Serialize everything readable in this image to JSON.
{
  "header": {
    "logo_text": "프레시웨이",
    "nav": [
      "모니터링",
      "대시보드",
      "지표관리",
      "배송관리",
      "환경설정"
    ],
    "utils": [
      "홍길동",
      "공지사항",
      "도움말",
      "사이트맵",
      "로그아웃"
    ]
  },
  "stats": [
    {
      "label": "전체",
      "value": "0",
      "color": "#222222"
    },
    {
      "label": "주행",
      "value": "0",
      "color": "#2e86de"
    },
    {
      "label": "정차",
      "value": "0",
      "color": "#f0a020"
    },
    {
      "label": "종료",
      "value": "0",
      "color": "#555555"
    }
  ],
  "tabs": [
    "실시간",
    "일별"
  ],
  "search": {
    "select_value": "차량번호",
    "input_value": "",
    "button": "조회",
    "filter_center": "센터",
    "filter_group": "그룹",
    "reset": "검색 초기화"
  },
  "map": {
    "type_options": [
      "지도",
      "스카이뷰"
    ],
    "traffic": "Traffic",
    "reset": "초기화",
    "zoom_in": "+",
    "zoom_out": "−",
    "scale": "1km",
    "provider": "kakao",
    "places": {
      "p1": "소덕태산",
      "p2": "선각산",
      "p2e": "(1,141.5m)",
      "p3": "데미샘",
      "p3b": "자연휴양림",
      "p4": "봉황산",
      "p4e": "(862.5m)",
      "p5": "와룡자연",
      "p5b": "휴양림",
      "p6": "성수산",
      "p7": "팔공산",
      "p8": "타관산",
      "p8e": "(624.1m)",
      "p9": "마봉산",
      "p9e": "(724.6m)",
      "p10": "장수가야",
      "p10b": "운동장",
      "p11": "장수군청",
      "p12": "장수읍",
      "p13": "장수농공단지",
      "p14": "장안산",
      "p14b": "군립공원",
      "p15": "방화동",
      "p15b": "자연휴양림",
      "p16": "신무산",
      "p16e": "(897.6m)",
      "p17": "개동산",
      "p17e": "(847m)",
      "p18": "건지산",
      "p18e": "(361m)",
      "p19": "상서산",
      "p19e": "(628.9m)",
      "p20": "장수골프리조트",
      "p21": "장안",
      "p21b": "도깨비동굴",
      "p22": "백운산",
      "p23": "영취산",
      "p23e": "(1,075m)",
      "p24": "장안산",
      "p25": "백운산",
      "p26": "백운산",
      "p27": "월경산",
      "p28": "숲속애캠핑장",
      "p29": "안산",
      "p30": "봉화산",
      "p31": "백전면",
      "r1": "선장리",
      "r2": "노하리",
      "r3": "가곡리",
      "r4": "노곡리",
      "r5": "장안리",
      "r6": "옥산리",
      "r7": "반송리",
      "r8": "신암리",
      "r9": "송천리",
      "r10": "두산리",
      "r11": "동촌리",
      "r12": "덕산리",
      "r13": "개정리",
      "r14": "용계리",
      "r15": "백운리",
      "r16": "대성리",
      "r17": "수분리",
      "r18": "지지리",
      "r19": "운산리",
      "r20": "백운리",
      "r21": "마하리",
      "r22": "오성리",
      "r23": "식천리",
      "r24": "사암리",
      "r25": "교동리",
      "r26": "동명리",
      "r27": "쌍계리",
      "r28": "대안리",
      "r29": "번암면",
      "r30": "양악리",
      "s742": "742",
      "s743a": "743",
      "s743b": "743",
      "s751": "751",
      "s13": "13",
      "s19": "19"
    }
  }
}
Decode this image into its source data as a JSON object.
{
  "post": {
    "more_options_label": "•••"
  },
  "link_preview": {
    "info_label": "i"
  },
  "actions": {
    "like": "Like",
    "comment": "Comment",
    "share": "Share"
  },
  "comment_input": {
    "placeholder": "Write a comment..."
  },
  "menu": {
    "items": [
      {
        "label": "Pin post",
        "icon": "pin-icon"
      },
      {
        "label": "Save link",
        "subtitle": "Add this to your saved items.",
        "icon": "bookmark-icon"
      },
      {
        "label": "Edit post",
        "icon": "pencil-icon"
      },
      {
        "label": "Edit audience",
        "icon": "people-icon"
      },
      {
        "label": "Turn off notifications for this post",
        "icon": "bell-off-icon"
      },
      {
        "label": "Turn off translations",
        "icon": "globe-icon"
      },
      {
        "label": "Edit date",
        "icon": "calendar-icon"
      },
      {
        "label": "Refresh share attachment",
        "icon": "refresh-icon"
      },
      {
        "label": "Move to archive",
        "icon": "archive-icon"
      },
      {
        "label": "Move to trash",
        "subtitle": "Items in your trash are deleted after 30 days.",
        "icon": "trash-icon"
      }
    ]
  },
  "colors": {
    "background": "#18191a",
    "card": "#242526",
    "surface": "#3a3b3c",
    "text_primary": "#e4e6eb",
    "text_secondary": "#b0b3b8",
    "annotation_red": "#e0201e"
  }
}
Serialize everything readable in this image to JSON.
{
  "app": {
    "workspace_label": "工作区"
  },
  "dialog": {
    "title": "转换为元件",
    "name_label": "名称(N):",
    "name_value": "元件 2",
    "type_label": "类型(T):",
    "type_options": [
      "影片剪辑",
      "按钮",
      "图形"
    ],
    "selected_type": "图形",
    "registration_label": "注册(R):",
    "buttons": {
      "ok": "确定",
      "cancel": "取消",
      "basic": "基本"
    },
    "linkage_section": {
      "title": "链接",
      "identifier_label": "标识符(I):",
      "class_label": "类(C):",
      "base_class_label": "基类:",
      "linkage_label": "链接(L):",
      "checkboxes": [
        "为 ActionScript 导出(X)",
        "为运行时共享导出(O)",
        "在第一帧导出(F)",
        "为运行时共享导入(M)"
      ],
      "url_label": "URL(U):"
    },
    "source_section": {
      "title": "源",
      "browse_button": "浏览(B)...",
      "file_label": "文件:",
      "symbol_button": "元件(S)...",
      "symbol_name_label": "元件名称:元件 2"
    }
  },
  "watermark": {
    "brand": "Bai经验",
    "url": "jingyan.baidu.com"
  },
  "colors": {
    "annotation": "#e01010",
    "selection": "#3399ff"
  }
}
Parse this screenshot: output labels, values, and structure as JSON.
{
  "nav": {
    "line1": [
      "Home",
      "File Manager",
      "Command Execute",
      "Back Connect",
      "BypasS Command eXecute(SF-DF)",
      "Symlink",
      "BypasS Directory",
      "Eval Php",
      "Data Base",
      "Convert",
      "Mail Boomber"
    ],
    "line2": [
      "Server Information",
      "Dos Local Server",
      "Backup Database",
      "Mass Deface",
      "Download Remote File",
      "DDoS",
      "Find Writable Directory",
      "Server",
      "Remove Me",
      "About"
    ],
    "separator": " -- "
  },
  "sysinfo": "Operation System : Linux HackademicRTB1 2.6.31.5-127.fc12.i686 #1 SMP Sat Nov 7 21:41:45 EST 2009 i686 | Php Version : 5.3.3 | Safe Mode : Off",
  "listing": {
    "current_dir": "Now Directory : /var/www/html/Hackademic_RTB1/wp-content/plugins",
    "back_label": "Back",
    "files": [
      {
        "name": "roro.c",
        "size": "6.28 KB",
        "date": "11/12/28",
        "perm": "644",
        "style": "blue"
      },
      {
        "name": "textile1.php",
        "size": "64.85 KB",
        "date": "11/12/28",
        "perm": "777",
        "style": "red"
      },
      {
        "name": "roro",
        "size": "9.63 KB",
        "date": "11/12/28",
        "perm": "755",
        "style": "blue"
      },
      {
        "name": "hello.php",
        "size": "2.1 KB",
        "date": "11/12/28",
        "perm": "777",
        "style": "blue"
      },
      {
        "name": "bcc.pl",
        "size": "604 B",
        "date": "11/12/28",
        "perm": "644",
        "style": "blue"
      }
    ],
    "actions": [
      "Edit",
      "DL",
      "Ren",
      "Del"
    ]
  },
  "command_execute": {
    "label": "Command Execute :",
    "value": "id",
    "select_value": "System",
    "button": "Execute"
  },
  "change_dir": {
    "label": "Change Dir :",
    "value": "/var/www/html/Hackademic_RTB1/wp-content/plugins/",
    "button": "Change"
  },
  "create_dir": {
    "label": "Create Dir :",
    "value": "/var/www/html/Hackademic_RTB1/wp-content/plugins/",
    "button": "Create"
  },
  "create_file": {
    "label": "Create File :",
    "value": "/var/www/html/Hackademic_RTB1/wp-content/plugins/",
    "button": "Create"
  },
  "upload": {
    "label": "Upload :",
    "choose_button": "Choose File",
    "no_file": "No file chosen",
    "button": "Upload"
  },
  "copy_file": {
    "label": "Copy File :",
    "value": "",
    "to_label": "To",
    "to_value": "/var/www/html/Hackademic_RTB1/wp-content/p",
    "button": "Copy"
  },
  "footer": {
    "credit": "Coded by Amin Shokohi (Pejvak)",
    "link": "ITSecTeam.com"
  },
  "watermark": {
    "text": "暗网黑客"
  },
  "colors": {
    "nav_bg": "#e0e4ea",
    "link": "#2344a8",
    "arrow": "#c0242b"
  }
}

● PROBLEM REQUIREMENTS: Track down every line of the material containing the string "System", and copy it.

● SOLUTION:
  "sysinfo": "Operation System : Linux HackademicRTB1 2.6.31.5-127.fc12.i686 #1 SMP Sat Nov 7 21:41:45 EST 2009 i686 | Php Version : 5.3.3 | Safe Mode : Off",
    "select_value": "System",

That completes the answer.